____ Task material

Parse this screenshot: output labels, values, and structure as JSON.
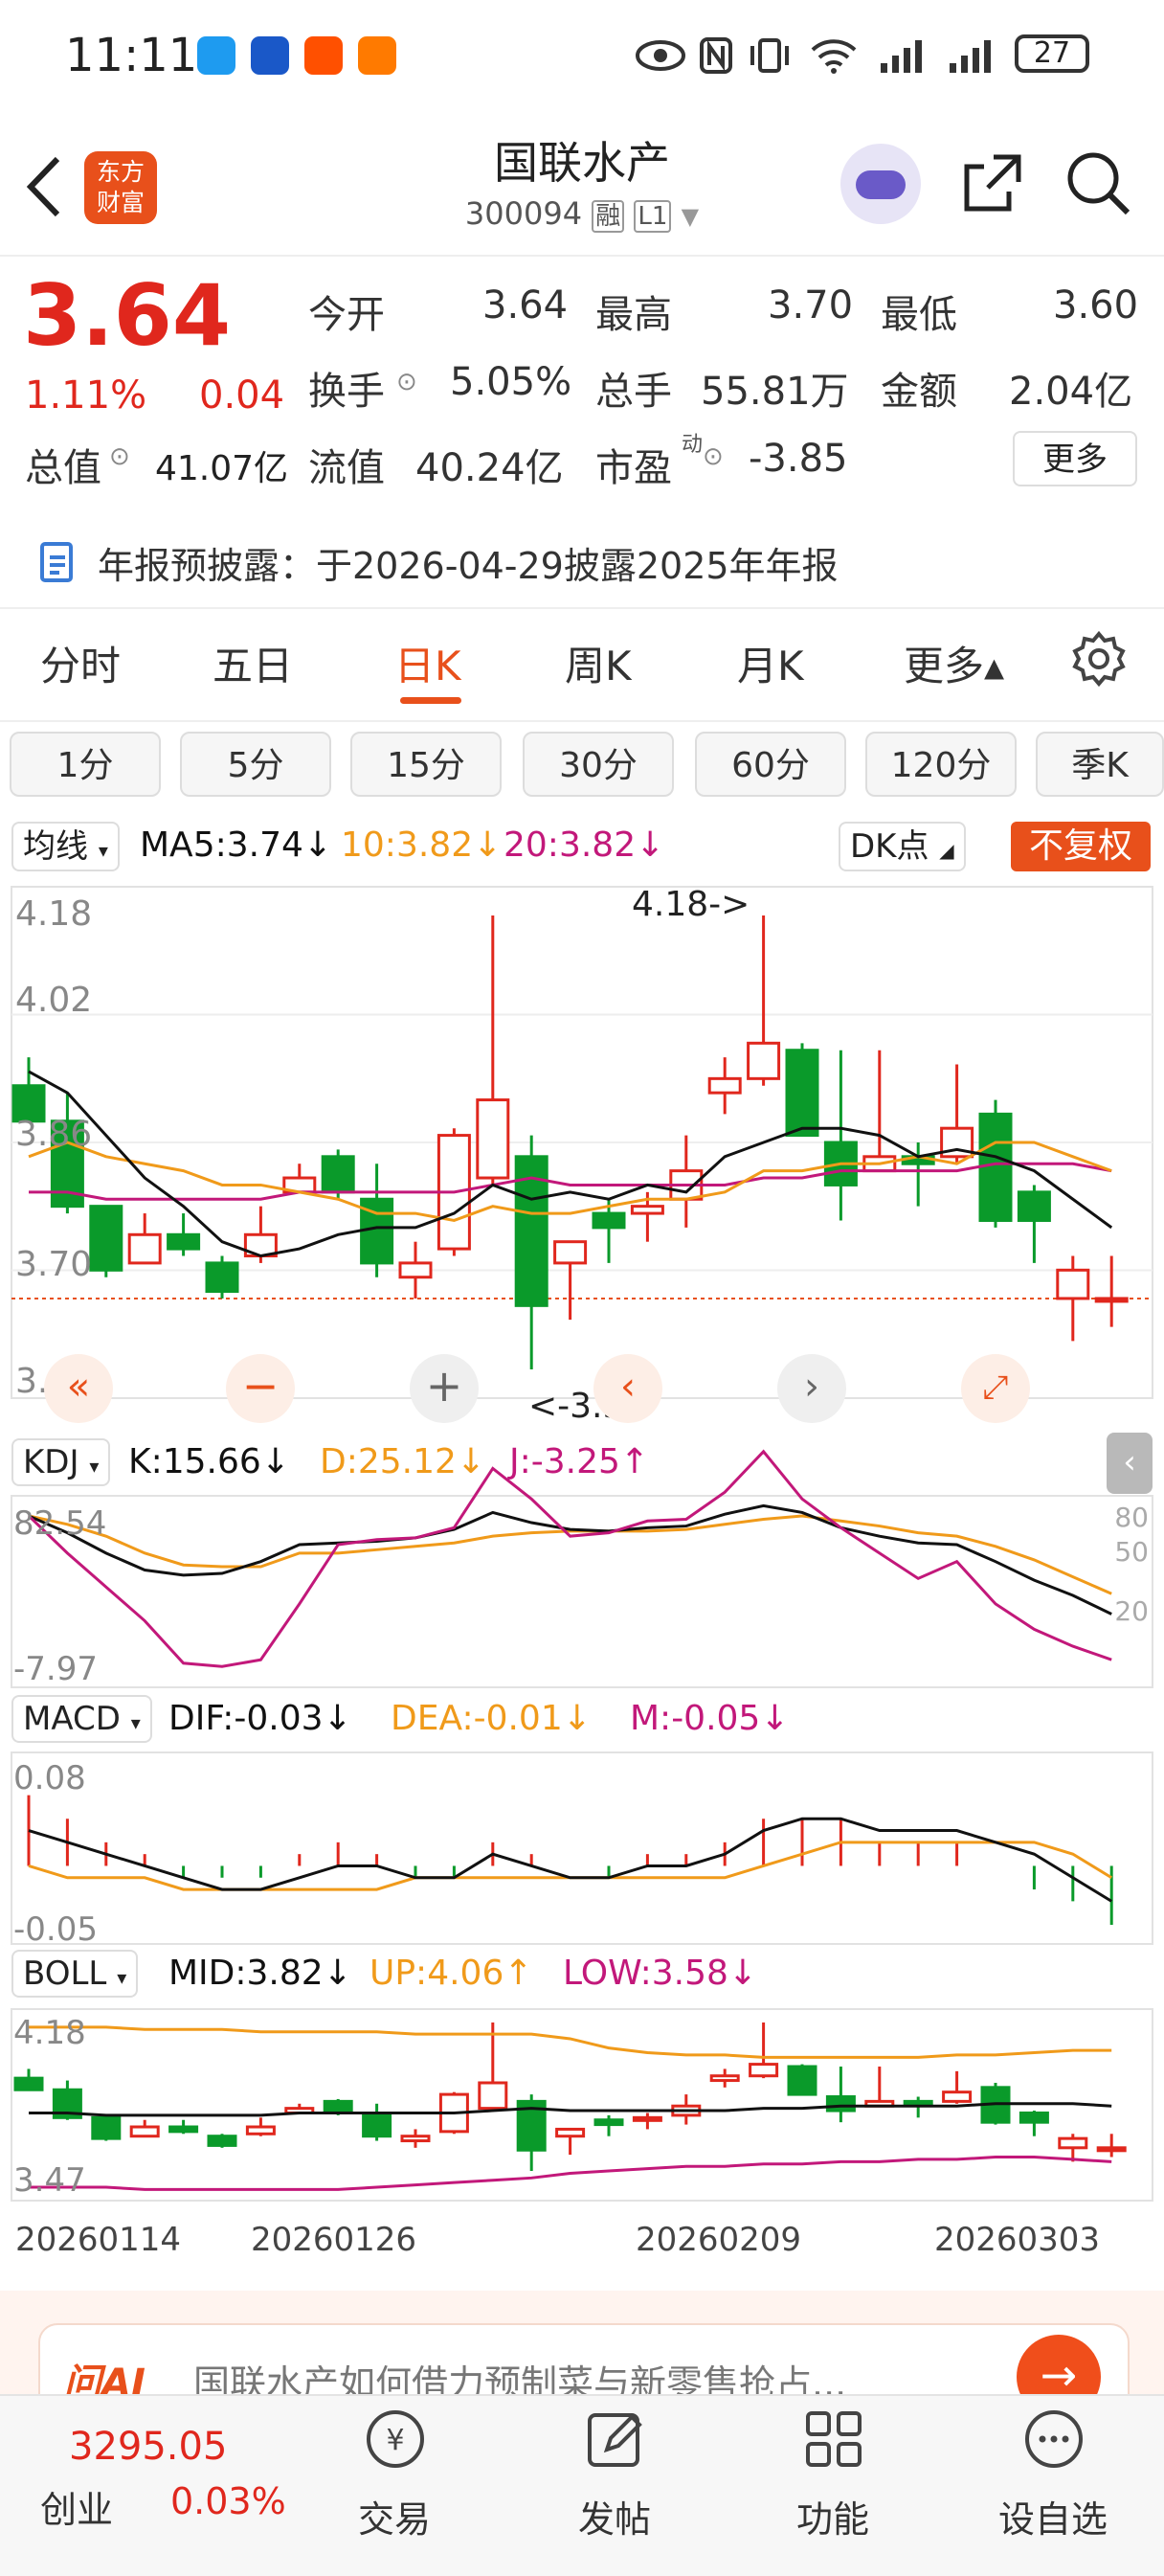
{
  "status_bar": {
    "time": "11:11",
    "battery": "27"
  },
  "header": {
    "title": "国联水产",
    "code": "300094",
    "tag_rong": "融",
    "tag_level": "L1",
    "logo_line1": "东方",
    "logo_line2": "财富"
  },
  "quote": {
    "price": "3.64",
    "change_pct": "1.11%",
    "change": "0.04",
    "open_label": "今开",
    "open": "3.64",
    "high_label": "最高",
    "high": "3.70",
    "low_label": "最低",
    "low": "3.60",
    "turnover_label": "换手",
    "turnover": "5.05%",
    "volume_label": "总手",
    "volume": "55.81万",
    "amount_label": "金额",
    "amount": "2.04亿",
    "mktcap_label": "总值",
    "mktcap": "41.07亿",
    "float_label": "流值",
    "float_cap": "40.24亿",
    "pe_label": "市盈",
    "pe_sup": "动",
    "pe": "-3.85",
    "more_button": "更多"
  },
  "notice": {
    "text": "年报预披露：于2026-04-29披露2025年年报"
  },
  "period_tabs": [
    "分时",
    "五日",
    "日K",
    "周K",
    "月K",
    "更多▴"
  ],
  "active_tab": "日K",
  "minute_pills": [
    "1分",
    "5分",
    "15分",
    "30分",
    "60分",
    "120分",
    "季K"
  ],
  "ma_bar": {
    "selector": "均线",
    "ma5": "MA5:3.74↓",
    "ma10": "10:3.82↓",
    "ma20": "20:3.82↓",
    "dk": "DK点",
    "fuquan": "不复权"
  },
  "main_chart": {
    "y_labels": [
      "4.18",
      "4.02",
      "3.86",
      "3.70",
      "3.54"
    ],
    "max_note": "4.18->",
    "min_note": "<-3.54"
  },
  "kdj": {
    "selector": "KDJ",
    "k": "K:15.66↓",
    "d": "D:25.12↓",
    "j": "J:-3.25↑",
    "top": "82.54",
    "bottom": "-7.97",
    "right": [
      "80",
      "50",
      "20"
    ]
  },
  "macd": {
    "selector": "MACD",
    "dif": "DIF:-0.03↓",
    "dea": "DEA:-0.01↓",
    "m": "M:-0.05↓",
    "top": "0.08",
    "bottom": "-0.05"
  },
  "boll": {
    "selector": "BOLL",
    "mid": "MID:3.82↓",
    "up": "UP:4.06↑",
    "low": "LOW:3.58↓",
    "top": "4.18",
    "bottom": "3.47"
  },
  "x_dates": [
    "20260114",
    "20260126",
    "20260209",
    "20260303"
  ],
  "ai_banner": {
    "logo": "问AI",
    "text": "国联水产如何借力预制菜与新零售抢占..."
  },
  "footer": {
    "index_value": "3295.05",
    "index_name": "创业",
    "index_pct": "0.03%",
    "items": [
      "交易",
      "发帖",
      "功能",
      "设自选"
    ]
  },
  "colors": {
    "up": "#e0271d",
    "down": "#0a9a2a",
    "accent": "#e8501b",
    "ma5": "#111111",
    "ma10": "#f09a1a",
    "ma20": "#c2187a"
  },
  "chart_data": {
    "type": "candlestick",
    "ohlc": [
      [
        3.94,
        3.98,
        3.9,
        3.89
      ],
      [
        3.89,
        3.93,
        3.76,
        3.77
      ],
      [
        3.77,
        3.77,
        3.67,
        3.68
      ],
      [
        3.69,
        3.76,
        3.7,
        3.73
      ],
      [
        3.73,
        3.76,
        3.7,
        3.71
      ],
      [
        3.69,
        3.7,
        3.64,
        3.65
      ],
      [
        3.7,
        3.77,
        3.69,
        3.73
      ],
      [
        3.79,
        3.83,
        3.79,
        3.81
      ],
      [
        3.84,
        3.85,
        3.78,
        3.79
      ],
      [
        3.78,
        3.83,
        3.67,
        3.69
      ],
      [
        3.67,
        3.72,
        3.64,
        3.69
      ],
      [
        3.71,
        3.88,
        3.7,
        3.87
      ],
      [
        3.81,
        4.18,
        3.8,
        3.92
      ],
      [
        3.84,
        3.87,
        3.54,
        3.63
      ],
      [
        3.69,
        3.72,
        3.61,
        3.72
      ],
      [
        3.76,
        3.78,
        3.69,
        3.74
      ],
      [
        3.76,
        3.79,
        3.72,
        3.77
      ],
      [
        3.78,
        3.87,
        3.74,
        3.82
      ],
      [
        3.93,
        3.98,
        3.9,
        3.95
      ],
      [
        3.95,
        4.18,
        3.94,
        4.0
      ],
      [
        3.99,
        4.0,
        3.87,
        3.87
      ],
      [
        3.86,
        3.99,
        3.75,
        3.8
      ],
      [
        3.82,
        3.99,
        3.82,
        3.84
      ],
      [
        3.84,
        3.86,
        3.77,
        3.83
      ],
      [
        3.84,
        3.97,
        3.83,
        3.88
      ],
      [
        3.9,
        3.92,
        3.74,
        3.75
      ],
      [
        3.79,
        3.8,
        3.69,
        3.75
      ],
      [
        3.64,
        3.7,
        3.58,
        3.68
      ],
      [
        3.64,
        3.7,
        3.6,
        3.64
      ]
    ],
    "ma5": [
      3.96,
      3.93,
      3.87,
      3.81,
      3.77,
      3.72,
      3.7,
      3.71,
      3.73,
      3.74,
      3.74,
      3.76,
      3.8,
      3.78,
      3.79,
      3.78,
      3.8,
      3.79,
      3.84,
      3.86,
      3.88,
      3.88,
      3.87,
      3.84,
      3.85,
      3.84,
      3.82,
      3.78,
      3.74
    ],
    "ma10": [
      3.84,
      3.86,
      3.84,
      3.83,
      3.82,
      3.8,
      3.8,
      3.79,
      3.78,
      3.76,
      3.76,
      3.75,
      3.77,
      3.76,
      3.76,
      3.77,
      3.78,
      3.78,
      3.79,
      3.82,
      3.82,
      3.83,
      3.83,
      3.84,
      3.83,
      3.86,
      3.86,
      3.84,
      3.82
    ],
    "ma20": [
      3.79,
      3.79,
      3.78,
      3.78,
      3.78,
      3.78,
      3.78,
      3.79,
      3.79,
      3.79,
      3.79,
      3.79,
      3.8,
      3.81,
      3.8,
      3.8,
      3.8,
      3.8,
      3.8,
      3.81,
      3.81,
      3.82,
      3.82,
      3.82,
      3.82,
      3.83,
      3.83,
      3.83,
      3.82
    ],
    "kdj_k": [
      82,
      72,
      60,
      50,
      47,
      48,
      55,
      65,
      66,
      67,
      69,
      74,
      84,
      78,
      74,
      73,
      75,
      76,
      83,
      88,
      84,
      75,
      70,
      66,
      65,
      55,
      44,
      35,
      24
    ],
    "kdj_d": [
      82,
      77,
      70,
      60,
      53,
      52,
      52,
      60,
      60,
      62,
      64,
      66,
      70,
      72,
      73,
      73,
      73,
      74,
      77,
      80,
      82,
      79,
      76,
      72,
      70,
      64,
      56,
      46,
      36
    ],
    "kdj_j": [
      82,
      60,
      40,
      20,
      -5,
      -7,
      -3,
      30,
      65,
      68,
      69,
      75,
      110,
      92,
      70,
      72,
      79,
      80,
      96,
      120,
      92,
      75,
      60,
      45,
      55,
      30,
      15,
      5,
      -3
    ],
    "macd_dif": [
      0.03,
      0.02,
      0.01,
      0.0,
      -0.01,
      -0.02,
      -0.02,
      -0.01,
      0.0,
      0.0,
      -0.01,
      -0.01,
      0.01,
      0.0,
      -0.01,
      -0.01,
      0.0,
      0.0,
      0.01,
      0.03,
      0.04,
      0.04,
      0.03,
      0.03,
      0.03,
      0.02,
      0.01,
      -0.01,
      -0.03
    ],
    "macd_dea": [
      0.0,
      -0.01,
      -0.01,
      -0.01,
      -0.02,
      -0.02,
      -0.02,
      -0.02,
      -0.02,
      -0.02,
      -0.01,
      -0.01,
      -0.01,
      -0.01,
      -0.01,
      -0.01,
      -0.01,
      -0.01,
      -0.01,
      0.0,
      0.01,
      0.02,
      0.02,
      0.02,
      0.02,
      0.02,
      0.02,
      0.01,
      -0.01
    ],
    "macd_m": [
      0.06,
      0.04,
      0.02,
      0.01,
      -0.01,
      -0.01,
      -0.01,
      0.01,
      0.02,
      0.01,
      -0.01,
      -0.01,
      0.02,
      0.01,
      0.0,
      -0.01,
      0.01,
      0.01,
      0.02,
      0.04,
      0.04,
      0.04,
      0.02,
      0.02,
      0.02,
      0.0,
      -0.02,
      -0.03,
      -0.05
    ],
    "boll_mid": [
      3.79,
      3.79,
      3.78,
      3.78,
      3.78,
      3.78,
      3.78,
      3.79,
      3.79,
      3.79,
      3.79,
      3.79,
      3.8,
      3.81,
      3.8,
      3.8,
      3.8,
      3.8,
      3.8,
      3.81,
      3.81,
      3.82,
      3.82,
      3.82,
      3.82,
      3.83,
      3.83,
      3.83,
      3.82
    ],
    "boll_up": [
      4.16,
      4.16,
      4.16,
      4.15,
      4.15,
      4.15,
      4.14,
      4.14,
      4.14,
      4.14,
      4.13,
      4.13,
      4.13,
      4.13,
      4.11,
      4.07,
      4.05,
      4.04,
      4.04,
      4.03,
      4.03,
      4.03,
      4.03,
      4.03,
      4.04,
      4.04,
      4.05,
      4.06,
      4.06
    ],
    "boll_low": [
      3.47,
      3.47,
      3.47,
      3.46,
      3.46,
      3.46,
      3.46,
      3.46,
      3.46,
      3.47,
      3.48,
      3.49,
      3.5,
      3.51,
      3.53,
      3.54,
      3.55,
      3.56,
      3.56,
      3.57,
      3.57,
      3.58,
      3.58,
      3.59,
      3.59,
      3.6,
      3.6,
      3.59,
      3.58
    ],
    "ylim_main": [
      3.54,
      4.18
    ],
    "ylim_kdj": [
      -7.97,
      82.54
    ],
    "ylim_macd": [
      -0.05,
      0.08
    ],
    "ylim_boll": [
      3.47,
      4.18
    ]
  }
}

________

### Set exercise:
Using the records above, select and copy every line that has the word "text".

### Response:
    "text": "年报预披露：于2026-04-29披露2025年年报"
    "text": "国联水产如何借力预制菜与新零售抢占..."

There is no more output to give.